#### Problem statement
All of the entries need to be written out again, exactly as they are.

Data extracted from a collection:
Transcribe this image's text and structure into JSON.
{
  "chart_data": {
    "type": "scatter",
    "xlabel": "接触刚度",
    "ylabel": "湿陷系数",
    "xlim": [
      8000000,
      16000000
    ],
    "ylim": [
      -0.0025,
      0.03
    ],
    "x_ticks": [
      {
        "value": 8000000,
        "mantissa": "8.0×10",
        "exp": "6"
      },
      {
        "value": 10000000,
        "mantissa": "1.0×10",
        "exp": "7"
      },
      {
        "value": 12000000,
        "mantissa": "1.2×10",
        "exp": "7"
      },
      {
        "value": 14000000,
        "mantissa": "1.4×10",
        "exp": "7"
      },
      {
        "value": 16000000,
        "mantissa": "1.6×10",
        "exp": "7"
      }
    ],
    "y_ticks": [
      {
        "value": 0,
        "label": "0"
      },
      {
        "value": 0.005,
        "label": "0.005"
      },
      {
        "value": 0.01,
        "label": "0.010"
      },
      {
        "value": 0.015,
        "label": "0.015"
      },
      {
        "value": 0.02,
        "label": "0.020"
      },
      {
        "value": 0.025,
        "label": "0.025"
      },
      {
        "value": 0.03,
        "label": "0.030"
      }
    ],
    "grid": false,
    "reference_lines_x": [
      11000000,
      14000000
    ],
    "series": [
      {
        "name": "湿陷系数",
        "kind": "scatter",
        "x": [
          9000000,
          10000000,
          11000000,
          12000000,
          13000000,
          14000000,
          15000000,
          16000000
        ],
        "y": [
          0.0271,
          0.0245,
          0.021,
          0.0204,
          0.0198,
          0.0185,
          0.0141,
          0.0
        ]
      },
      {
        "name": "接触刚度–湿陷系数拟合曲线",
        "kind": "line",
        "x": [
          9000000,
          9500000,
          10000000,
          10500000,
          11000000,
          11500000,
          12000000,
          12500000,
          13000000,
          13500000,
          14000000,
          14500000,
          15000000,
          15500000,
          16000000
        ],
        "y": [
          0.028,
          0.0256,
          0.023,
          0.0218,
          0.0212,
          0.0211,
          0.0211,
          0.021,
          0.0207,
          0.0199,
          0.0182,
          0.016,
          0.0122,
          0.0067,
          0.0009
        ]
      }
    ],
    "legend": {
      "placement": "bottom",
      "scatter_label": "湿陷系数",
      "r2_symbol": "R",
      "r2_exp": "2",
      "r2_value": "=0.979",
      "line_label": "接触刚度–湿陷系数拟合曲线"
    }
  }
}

#### Written response
Transcribe this image's text and structure into JSON.
{
  "chart_data": {
    "type": "scatter",
    "xlabel": "接触刚度",
    "ylabel": "湿陷系数",
    "xlim": [
      8000000,
      16000000
    ],
    "ylim": [
      -0.0025,
      0.03
    ],
    "x_ticks": [
      {
        "value": 8000000,
        "mantissa": "8.0×10",
        "exp": "6"
      },
      {
        "value": 10000000,
        "mantissa": "1.0×10",
        "exp": "7"
      },
      {
        "value": 12000000,
        "mantissa": "1.2×10",
        "exp": "7"
      },
      {
        "value": 14000000,
        "mantissa": "1.4×10",
        "exp": "7"
      },
      {
        "value": 16000000,
        "mantissa": "1.6×10",
        "exp": "7"
      }
    ],
    "y_ticks": [
      {
        "value": 0,
        "label": "0"
      },
      {
        "value": 0.005,
        "label": "0.005"
      },
      {
        "value": 0.01,
        "label": "0.010"
      },
      {
        "value": 0.015,
        "label": "0.015"
      },
      {
        "value": 0.02,
        "label": "0.020"
      },
      {
        "value": 0.025,
        "label": "0.025"
      },
      {
        "value": 0.03,
        "label": "0.030"
      }
    ],
    "grid": false,
    "reference_lines_x": [
      11000000,
      14000000
    ],
    "series": [
      {
        "name": "湿陷系数",
        "kind": "scatter",
        "x": [
          9000000,
          10000000,
          11000000,
          12000000,
          13000000,
          14000000,
          15000000,
          16000000
        ],
        "y": [
          0.0271,
          0.0245,
          0.021,
          0.0204,
          0.0198,
          0.0185,
          0.0141,
          0.0
        ]
      },
      {
        "name": "接触刚度–湿陷系数拟合曲线",
        "kind": "line",
        "x": [
          9000000,
          9500000,
          10000000,
          10500000,
          11000000,
          11500000,
          12000000,
          12500000,
          13000000,
          13500000,
          14000000,
          14500000,
          15000000,
          15500000,
          16000000
        ],
        "y": [
          0.028,
          0.0256,
          0.023,
          0.0218,
          0.0212,
          0.0211,
          0.0211,
          0.021,
          0.0207,
          0.0199,
          0.0182,
          0.016,
          0.0122,
          0.0067,
          0.0009
        ]
      }
    ],
    "legend": {
      "placement": "bottom",
      "scatter_label": "湿陷系数",
      "r2_symbol": "R",
      "r2_exp": "2",
      "r2_value": "=0.979",
      "line_label": "接触刚度–湿陷系数拟合曲线"
    }
  }
}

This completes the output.